Work to do:
Return each line containing the string "false".
** start of Material for this exercise **
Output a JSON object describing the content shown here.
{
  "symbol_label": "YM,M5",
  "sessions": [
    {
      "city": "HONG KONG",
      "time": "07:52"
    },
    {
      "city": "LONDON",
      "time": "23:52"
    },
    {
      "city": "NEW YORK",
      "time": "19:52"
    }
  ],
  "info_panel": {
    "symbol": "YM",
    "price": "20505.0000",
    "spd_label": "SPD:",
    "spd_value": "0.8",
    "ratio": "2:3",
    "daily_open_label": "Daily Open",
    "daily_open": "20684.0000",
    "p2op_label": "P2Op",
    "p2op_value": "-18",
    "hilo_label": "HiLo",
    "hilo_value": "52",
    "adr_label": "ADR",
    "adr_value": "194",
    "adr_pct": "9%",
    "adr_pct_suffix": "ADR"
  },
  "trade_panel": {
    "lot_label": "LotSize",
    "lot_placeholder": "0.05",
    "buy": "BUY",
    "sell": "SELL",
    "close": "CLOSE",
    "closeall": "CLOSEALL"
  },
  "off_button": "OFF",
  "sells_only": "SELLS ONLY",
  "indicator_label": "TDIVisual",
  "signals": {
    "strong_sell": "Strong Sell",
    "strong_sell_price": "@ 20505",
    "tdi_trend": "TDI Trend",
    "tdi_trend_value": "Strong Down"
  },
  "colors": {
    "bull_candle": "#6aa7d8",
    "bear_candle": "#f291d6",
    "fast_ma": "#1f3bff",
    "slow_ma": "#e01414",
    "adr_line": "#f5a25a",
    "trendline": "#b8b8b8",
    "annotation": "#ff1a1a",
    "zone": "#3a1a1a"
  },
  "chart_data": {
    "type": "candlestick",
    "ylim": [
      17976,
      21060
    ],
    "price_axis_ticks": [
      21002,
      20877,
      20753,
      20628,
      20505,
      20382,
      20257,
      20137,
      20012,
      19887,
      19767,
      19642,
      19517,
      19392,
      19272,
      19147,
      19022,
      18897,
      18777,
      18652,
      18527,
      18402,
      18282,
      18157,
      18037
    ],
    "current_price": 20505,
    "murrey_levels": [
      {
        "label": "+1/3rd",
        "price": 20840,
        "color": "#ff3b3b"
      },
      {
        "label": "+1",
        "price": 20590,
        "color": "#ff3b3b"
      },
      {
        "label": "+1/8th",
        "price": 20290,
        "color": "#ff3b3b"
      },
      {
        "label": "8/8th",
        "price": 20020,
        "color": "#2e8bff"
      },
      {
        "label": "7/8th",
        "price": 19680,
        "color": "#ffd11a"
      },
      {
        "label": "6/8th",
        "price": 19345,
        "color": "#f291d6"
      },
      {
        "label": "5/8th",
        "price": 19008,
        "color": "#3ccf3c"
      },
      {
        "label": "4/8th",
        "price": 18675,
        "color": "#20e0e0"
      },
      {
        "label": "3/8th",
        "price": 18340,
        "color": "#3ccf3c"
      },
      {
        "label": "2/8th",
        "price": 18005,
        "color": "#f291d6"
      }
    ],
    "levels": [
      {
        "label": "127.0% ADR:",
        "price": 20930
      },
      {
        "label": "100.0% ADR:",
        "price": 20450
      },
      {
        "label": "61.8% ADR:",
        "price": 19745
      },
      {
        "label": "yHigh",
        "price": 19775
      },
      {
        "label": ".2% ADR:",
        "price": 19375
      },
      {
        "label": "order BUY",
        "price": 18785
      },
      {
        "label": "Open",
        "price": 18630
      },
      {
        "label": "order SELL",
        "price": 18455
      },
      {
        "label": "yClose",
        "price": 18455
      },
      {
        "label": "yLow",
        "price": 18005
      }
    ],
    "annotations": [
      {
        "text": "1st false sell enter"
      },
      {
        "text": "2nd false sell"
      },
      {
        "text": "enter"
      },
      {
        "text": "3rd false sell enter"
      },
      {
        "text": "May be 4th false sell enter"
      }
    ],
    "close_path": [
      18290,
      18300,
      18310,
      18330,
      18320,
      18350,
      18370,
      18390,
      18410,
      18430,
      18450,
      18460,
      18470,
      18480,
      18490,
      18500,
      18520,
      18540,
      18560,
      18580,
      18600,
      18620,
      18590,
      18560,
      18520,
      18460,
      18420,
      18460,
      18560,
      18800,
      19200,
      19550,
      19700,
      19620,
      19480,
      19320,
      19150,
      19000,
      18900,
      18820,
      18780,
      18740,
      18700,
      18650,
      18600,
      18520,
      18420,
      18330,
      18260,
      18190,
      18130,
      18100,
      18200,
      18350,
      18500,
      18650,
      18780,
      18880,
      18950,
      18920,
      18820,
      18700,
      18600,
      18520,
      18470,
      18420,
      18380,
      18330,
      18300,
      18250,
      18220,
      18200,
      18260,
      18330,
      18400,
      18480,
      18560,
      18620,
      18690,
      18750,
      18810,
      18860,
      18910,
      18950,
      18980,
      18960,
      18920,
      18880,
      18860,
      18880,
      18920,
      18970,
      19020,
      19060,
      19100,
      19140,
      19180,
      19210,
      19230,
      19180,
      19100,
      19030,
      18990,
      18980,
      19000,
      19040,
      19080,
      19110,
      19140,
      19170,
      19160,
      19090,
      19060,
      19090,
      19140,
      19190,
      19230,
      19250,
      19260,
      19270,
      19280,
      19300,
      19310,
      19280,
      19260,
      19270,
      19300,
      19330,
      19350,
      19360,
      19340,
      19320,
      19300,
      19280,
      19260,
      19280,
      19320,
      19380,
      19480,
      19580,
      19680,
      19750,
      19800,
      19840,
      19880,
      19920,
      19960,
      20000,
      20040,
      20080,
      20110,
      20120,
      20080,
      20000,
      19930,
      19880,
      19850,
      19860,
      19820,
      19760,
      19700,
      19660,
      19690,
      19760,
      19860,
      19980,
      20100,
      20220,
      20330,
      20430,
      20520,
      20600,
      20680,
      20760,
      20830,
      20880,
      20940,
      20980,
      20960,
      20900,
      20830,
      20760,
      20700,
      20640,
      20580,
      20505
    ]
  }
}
** end of Material for this exercise **
Output for this exercise:
        "text": "1st false sell enter"
        "text": "2nd false sell"
        "text": "3rd false sell enter"
        "text": "May be 4th false sell enter"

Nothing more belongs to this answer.